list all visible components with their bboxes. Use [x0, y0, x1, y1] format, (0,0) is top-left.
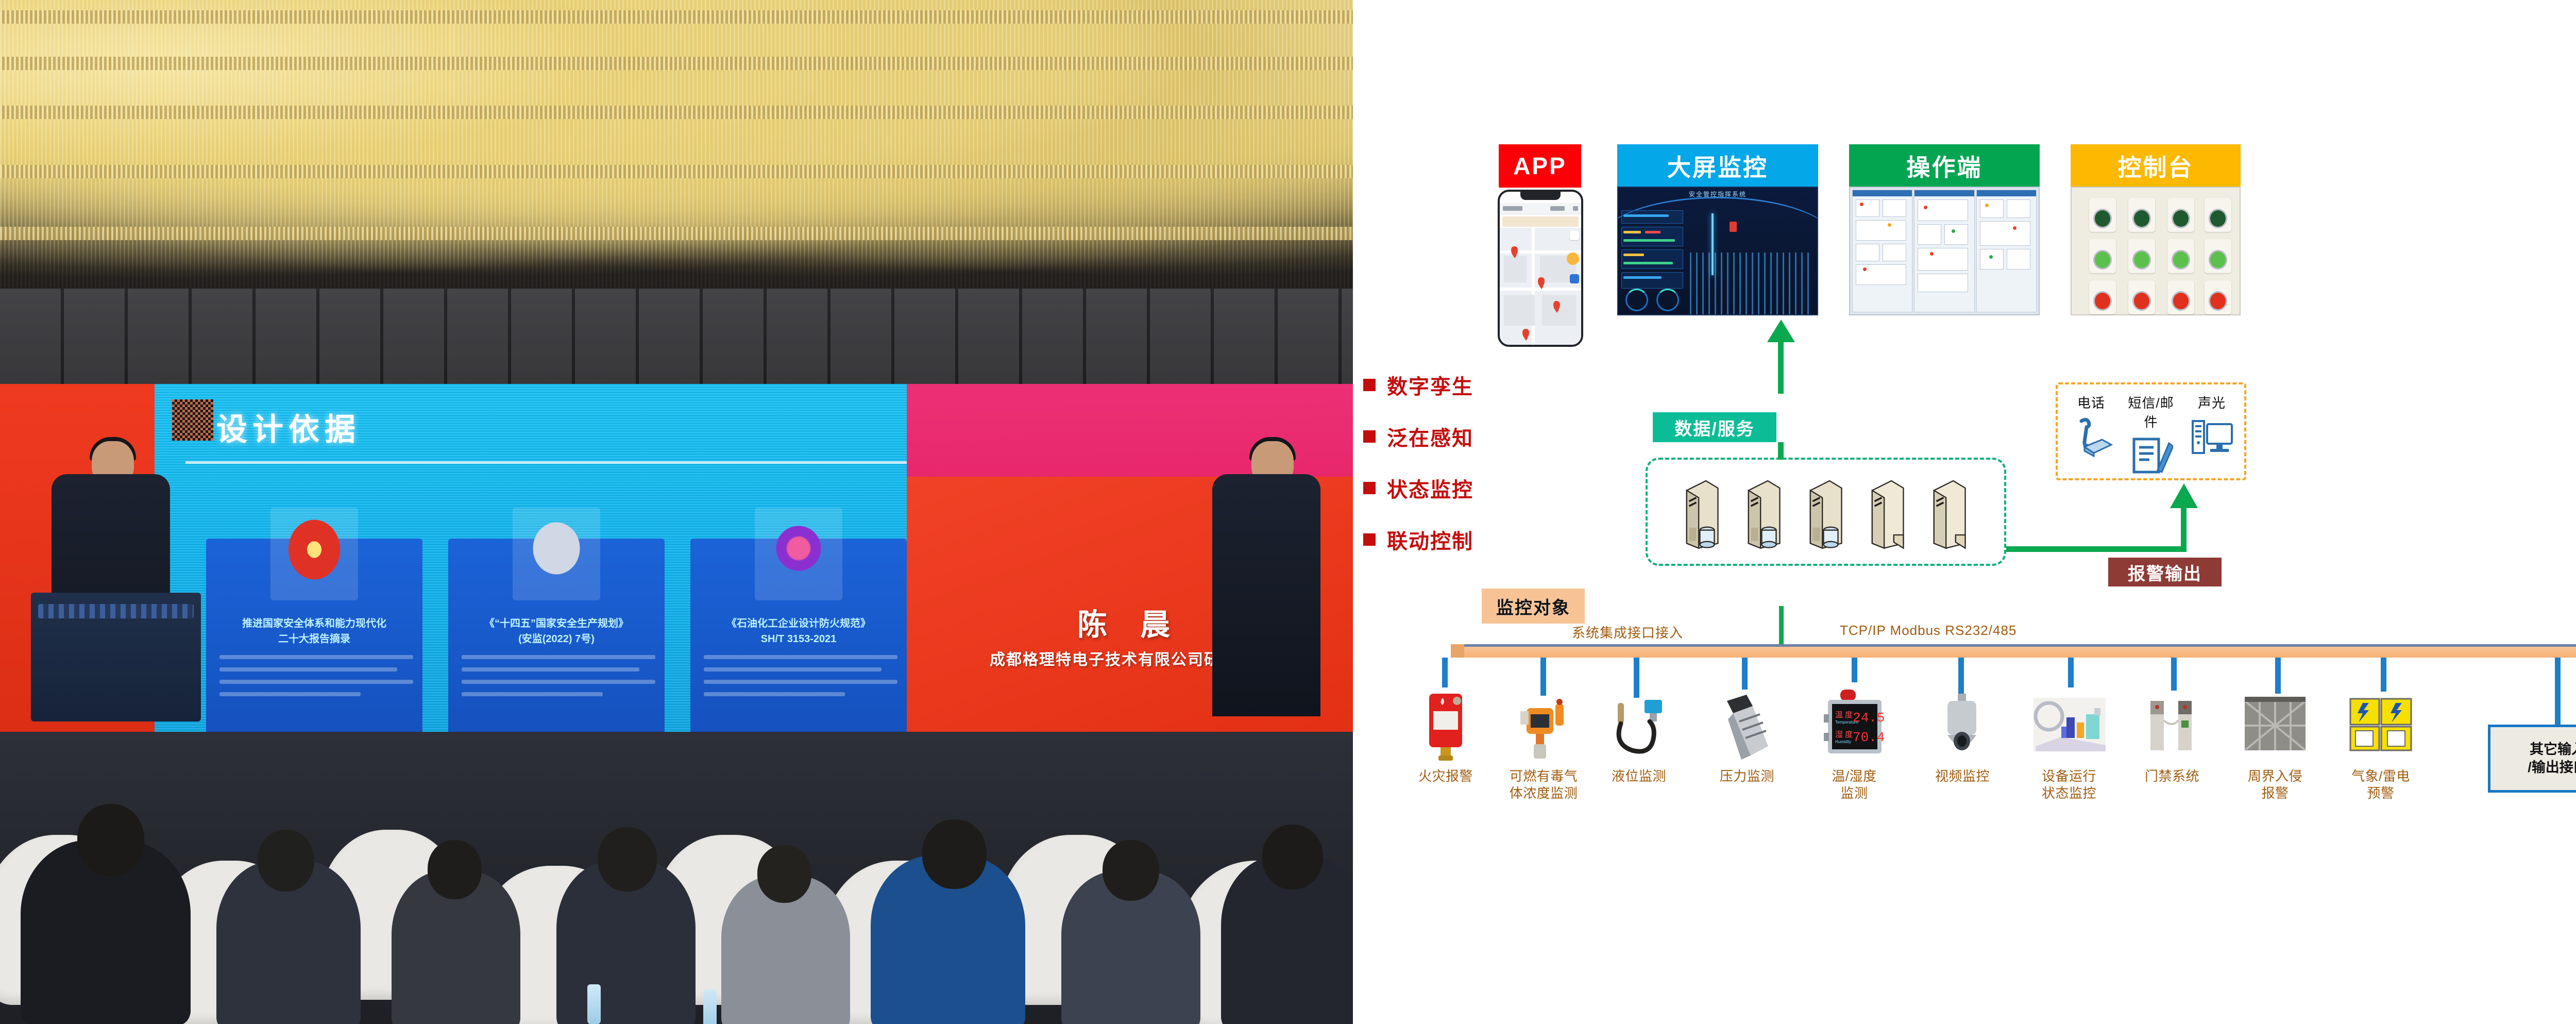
- bullet-label: 状态监控: [1387, 473, 1473, 503]
- map-pin[interactable]: [1511, 246, 1518, 256]
- card-heading: 推进国家安全体系和能力现代化 二十大报告摘录: [213, 616, 415, 647]
- cctv-camera-icon: [1919, 685, 2006, 763]
- feature-bullet-digital-twin: 数字孪生: [1363, 370, 1473, 400]
- sensor-stem: [1442, 658, 1448, 687]
- level-sensor-icon: [1595, 685, 1683, 763]
- sensor-pressure[interactable]: 压力监测: [1703, 685, 1791, 785]
- system-architecture-diagram: APP 大屏监控 操作端 控制台: [1353, 0, 2576, 1024]
- operator-panel: [1980, 199, 2004, 218]
- console-lamp-green: [2209, 250, 2227, 270]
- alarm-channel-sound-light-label: 声光: [2183, 393, 2240, 412]
- feature-bullet-status-monitoring: 状态监控: [1363, 473, 1473, 503]
- card-text-line: [704, 655, 897, 659]
- gas-detector-icon: [1500, 685, 1587, 763]
- tag-alarm-output: 报警输出: [2108, 558, 2222, 586]
- big-screen-metric-bar: [1623, 276, 1662, 279]
- big-screen-panel: [1621, 210, 1683, 224]
- alarm-channel-sms-mail-label: 短信/邮件: [2123, 393, 2179, 431]
- console-button[interactable]: [2205, 198, 2231, 232]
- connector-alarm-vertical: [2181, 508, 2187, 551]
- console-lamp-green: [2093, 250, 2112, 270]
- console-lamp-red: [2172, 291, 2190, 311]
- access-gate-icon: [2128, 685, 2216, 763]
- tag-data-service-label: 数据/服务: [1674, 415, 1754, 440]
- sensor-fire-alarm[interactable]: 火灾报警: [1402, 685, 1489, 785]
- big-screen-3d-plant: [1690, 253, 1809, 314]
- control-console-mockup[interactable]: [2071, 187, 2241, 315]
- bus-divider-tick: [1779, 606, 1784, 644]
- operator-alarm-dot[interactable]: [1888, 223, 1891, 227]
- big-screen-panel: [1621, 227, 1683, 246]
- big-screen-metric-bar: [1623, 254, 1644, 256]
- operator-screen[interactable]: [1914, 190, 1974, 312]
- header-app-label: APP: [1513, 152, 1567, 180]
- console-button[interactable]: [2167, 198, 2194, 232]
- operator-screen-titlebar: [1853, 190, 1912, 196]
- bullet-label: 泛在感知: [1387, 422, 1473, 451]
- weather-lightning-icon: [2337, 685, 2425, 763]
- card-text-line: [219, 692, 361, 696]
- sensor-equipment-status[interactable]: 设备运行 状态监控: [2025, 685, 2113, 801]
- connector-bigscreen-stem: [1778, 340, 1784, 394]
- console-lamp-green: [2172, 250, 2190, 270]
- console-lamp-dark-green: [2209, 209, 2227, 228]
- ceiling-strip: [0, 106, 1353, 119]
- alarm-channel-sms-mail: 短信/邮件: [2123, 393, 2179, 480]
- connector-bigscreen-arrowhead: [1765, 320, 1797, 344]
- field-bus-left-cap: [1451, 644, 1464, 658]
- screenshot-root: 设计依据 格理特 Greatech 推进国家安全体系和能力现代化 二十大报告摘录: [0, 0, 2576, 1024]
- ministry-emergency-emblem-icon: [528, 517, 585, 580]
- operator-panel: [1944, 224, 1968, 245]
- sensor-temp-humidity[interactable]: 温 度 Temperature 24.5 湿 度 Humidity 70.4 温…: [1810, 685, 1898, 801]
- bullet-label: 数字孪生: [1387, 370, 1473, 400]
- card-text-line: [219, 667, 397, 672]
- bullet-square-icon: [1363, 430, 1376, 443]
- operator-panel: [2007, 199, 2030, 218]
- equipment-status-icon: [2025, 685, 2113, 763]
- water-bottle: [703, 989, 717, 1024]
- server-icon: [1803, 477, 1848, 549]
- bullet-label: 联动控制: [1387, 525, 1473, 555]
- connector-alarm-arrowhead: [2168, 483, 2199, 510]
- sensor-stem: [1742, 658, 1748, 690]
- ceiling-strip: [0, 57, 1353, 70]
- console-button[interactable]: [2167, 280, 2194, 314]
- sensor-stem: [1852, 658, 1857, 682]
- connector-alarm-horizontal: [2006, 546, 2187, 552]
- sensor-stem: [2068, 658, 2074, 687]
- attendee-head: [1103, 840, 1159, 901]
- console-button[interactable]: [2205, 280, 2231, 314]
- console-button[interactable]: [2089, 280, 2116, 314]
- header-console-label: 控制台: [2118, 149, 2194, 183]
- operator-screen-titlebar: [1977, 190, 2036, 196]
- slide-card: 《“十四五”国家安全生产规划》 (安监(2022) 7号): [448, 539, 665, 745]
- tag-alarm-output-label: 报警输出: [2128, 560, 2202, 585]
- phone-notice-banner: [1502, 216, 1579, 227]
- feature-bullet-linkage-control: 联动控制: [1363, 525, 1473, 555]
- console-lamp-red: [2093, 291, 2112, 311]
- svg-text:Humidity: Humidity: [1835, 740, 1851, 744]
- console-button[interactable]: [2128, 280, 2155, 314]
- card-text-line: [219, 655, 413, 659]
- ceiling-strip: [0, 165, 1353, 178]
- phone-action-text: [1550, 206, 1565, 211]
- server-icon: [1865, 477, 1909, 549]
- ceiling-lights: [0, 0, 1353, 309]
- operator-panel: [1856, 220, 1906, 241]
- operator-alarm-dot[interactable]: [1863, 267, 1867, 271]
- header-app[interactable]: APP: [1499, 144, 1581, 188]
- operator-panel: [1883, 244, 1906, 261]
- sensor-level[interactable]: 液位监测: [1595, 685, 1683, 785]
- alarm-channel-box: 电话 短信/邮件 声光: [2056, 382, 2246, 480]
- alarm-channel-phone-label: 电话: [2063, 393, 2120, 412]
- sensor-level-label: 液位监测: [1595, 768, 1683, 785]
- server-icon: [1741, 477, 1786, 549]
- bullet-square-icon: [1363, 533, 1376, 546]
- operator-station-mockup[interactable]: [1849, 187, 2040, 315]
- sensor-fire-alarm-label: 火灾报警: [1402, 768, 1489, 785]
- map-locate-icon[interactable]: [1567, 253, 1579, 265]
- label-protocols: TCP/IP Modbus RS232/485: [1840, 623, 2016, 639]
- conference-photo: 设计依据 格理特 Greatech 推进国家安全体系和能力现代化 二十大报告摘录: [0, 0, 1353, 1024]
- server-icon: [1680, 477, 1724, 549]
- map-pin[interactable]: [1522, 329, 1529, 338]
- attendee-head: [77, 804, 144, 876]
- header-operator[interactable]: 操作端: [1849, 144, 2040, 188]
- operator-alarm-dot[interactable]: [1985, 204, 1989, 207]
- attendee-head: [757, 845, 811, 903]
- console-button[interactable]: [2089, 198, 2116, 232]
- china-national-emblem-icon: [286, 517, 343, 580]
- audience-area: [0, 732, 1353, 1024]
- perimeter-fence-icon: [2231, 685, 2319, 763]
- sound-light-icon: [2190, 415, 2234, 458]
- header-operator-label: 操作端: [1907, 149, 1982, 183]
- card-text-line: [462, 680, 655, 684]
- svg-text:24.5: 24.5: [1853, 710, 1885, 726]
- operator-panel: [1856, 244, 1879, 261]
- sensor-weather-lightning-label: 气象/雷电 预警: [2337, 768, 2425, 801]
- podium: [31, 593, 201, 721]
- ceiling-strip: [0, 227, 1353, 240]
- connector-data-tag: [1778, 442, 1784, 460]
- feature-bullet-ubiquitous-sensing: 泛在感知: [1363, 422, 1473, 451]
- sensor-perimeter-label: 周界入侵 报警: [2231, 768, 2319, 801]
- map-block: [1542, 295, 1576, 326]
- big-screen-mockup[interactable]: 安全管控指挥系统: [1617, 187, 1818, 315]
- svg-text:温 度: 温 度: [1835, 711, 1853, 719]
- phone-status-bar: [1500, 203, 1581, 214]
- sensor-pressure-label: 压力监测: [1703, 768, 1791, 785]
- alarm-channel-phone: 电话: [2063, 393, 2120, 461]
- attendee-head: [428, 840, 482, 899]
- big-screen-metric-bar: [1623, 231, 1641, 233]
- other-io-label: 其它输入 /输出接口: [2528, 741, 2576, 777]
- field-bus: [1464, 644, 2576, 658]
- fire-alarm-icon: [1402, 685, 1489, 763]
- big-screen-panel: [1621, 249, 1683, 269]
- speaker-body: [1212, 474, 1320, 716]
- big-screen-metric-bar: [1623, 239, 1675, 242]
- speaker-left: [31, 397, 201, 716]
- big-screen-gauge: [1625, 289, 1648, 311]
- operator-screen-titlebar: [1914, 190, 1974, 196]
- console-button[interactable]: [2128, 198, 2155, 232]
- sensor-gas-detector[interactable]: 可燃有毒气 体浓度监测: [1500, 685, 1587, 801]
- speaker-right: [1198, 397, 1352, 706]
- sensor-temp-humidity-label: 温/湿度 监测: [1810, 768, 1898, 801]
- card-text-line: [462, 692, 603, 696]
- console-lamp-green: [2132, 250, 2151, 270]
- big-screen-metric-bar: [1645, 231, 1660, 233]
- tag-monitor-object: 监控对象: [1482, 589, 1585, 624]
- operator-alarm-dot[interactable]: [2013, 226, 2016, 230]
- console-button[interactable]: [2128, 239, 2155, 273]
- operator-panel: [1918, 248, 1968, 271]
- map-block: [1504, 256, 1527, 282]
- operator-alarm-dot[interactable]: [1860, 203, 1863, 206]
- header-console[interactable]: 控制台: [2071, 144, 2241, 188]
- sensor-equipment-status-label: 设备运行 状态监控: [2025, 768, 2113, 801]
- big-screen-metric-bar: [1623, 214, 1669, 217]
- big-screen-gauge: [1656, 289, 1679, 311]
- console-button[interactable]: [2205, 239, 2231, 273]
- label-system-integration: 系统集成接口接入: [1572, 623, 1683, 642]
- tag-monitor-object-label: 监控对象: [1496, 594, 1570, 619]
- phone-map: [1500, 228, 1581, 345]
- console-lamp-red: [2209, 291, 2227, 311]
- operator-screen[interactable]: [1976, 190, 2037, 312]
- sensor-perimeter[interactable]: 周界入侵 报警: [2231, 685, 2319, 801]
- operator-panel: [1856, 199, 1879, 217]
- attendee-head: [1262, 825, 1323, 889]
- slide-title: 设计依据: [216, 405, 361, 449]
- big-screen-metric-bar: [1623, 262, 1673, 264]
- app-phone-mockup[interactable]: [1498, 190, 1583, 347]
- operator-panel: [2007, 249, 2030, 270]
- card-text-line: [219, 680, 413, 684]
- alarm-channel-sound-light: 声光: [2183, 393, 2240, 461]
- card-text-line: [462, 655, 655, 659]
- ceiling-strip: [0, 10, 1353, 24]
- attendee-head: [922, 819, 987, 889]
- bullet-square-icon: [1363, 482, 1376, 494]
- operator-panel: [1918, 274, 1968, 292]
- attendee-head: [598, 827, 657, 892]
- console-lamp-dark-green: [2172, 209, 2190, 228]
- operator-panel: [1918, 224, 1941, 245]
- card-text-line: [462, 667, 639, 672]
- operator-screen[interactable]: [1852, 190, 1912, 312]
- big-screen-alarm-marker[interactable]: [1730, 222, 1737, 232]
- svg-text:70.4: 70.4: [1853, 730, 1885, 745]
- console-lamp-red: [2132, 291, 2151, 311]
- operator-panel: [1883, 199, 1906, 217]
- console-button[interactable]: [2167, 239, 2194, 273]
- map-marker-tool-icon[interactable]: [1570, 274, 1579, 283]
- telephone-icon: [2069, 415, 2113, 458]
- pressure-sensor-icon: [1703, 685, 1791, 763]
- sensor-cctv-label: 视频监控: [1919, 768, 2006, 785]
- slide-card: 《石油化工企业设计防火规范》 SH/T 3153-2021: [690, 539, 907, 745]
- temp-humidity-icon: 温 度 Temperature 24.5 湿 度 Humidity 70.4: [1810, 685, 1898, 763]
- map-block: [1504, 295, 1535, 326]
- wall-panel: [0, 289, 1353, 397]
- slide-card: 推进国家安全体系和能力现代化 二十大报告摘录: [206, 539, 422, 745]
- operator-panel: [1980, 221, 2030, 246]
- petrochemical-emblem-icon: [770, 517, 827, 580]
- operator-panel: [1918, 199, 1968, 221]
- bullet-square-icon: [1363, 379, 1376, 391]
- tag-data-service: 数据/服务: [1653, 412, 1776, 442]
- card-text-line: [704, 680, 897, 684]
- card-heading: 《“十四五”国家安全生产规划》 (安监(2022) 7号): [455, 616, 657, 647]
- console-lamp-dark-green: [2132, 209, 2151, 228]
- sensor-gas-detector-label: 可燃有毒气 体浓度监测: [1500, 768, 1587, 801]
- water-bottle: [587, 984, 601, 1024]
- sensor-access-gate[interactable]: 门禁系统: [2128, 685, 2216, 785]
- header-big-screen-label: 大屏监控: [1667, 149, 1768, 183]
- svg-text:湿 度: 湿 度: [1835, 730, 1853, 739]
- operator-alarm-dot[interactable]: [1989, 255, 1993, 259]
- sms-mail-icon: [2129, 434, 2173, 477]
- big-screen-panel: [1621, 272, 1683, 289]
- operator-panel: [1980, 249, 2004, 270]
- phone-menu-icon: [1573, 206, 1578, 211]
- card-text-line: [704, 692, 845, 696]
- phone-notch: [1520, 192, 1561, 200]
- console-button[interactable]: [2089, 239, 2116, 273]
- card-text-line: [704, 667, 882, 672]
- header-big-screen[interactable]: 大屏监控: [1617, 144, 1818, 188]
- map-pin[interactable]: [1538, 277, 1545, 287]
- other-io-stem: [2555, 658, 2561, 725]
- card-heading: 《石油化工企业设计防火规范》 SH/T 3153-2021: [698, 616, 900, 647]
- phone-title-text: [1503, 206, 1522, 211]
- map-layers-icon[interactable]: [1570, 231, 1579, 240]
- console-lamp-dark-green: [2093, 209, 2112, 228]
- server-icon: [1927, 477, 1971, 549]
- attendee-head: [258, 830, 314, 892]
- sensor-cctv[interactable]: 视频监控: [1919, 685, 2006, 785]
- sensor-weather-lightning[interactable]: 气象/雷电 预警: [2337, 685, 2425, 801]
- other-io-box[interactable]: 其它输入 /输出接口: [2488, 725, 2576, 793]
- server-cluster-box: [1646, 458, 2006, 566]
- sensor-access-gate-label: 门禁系统: [2128, 768, 2216, 785]
- map-road: [1532, 228, 1535, 345]
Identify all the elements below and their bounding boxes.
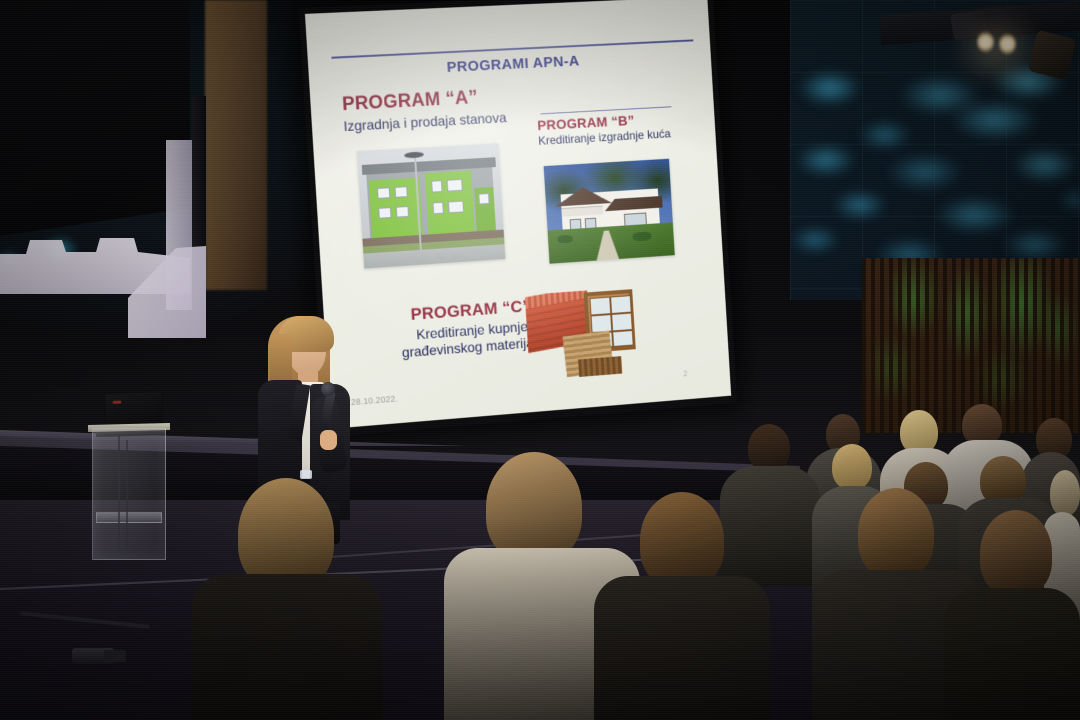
---+---
* [What to work on]: Duplicate, character for character, the lines of the records beginning with the line that contains "- bullet-label: 状态监控: [1387, 473, 1473, 503]" and ending with the line that contains "- level-sensor-icon: [1595, 685, 1683, 763]", including both of those lines.

* [Result]:
- bullet-label: 状态监控: [1387, 473, 1473, 503]
- map-pin[interactable]: [1511, 246, 1518, 256]
- card-heading: 推进国家安全体系和能力现代化 二十大报告摘录: [213, 616, 415, 647]
- cctv-camera-icon: [1919, 685, 2006, 763]
- feature-bullet-digital-twin: 数字孪生: [1363, 370, 1473, 400]
- sensor-stem: [1442, 658, 1448, 687]
- level-sensor-icon: [1595, 685, 1683, 763]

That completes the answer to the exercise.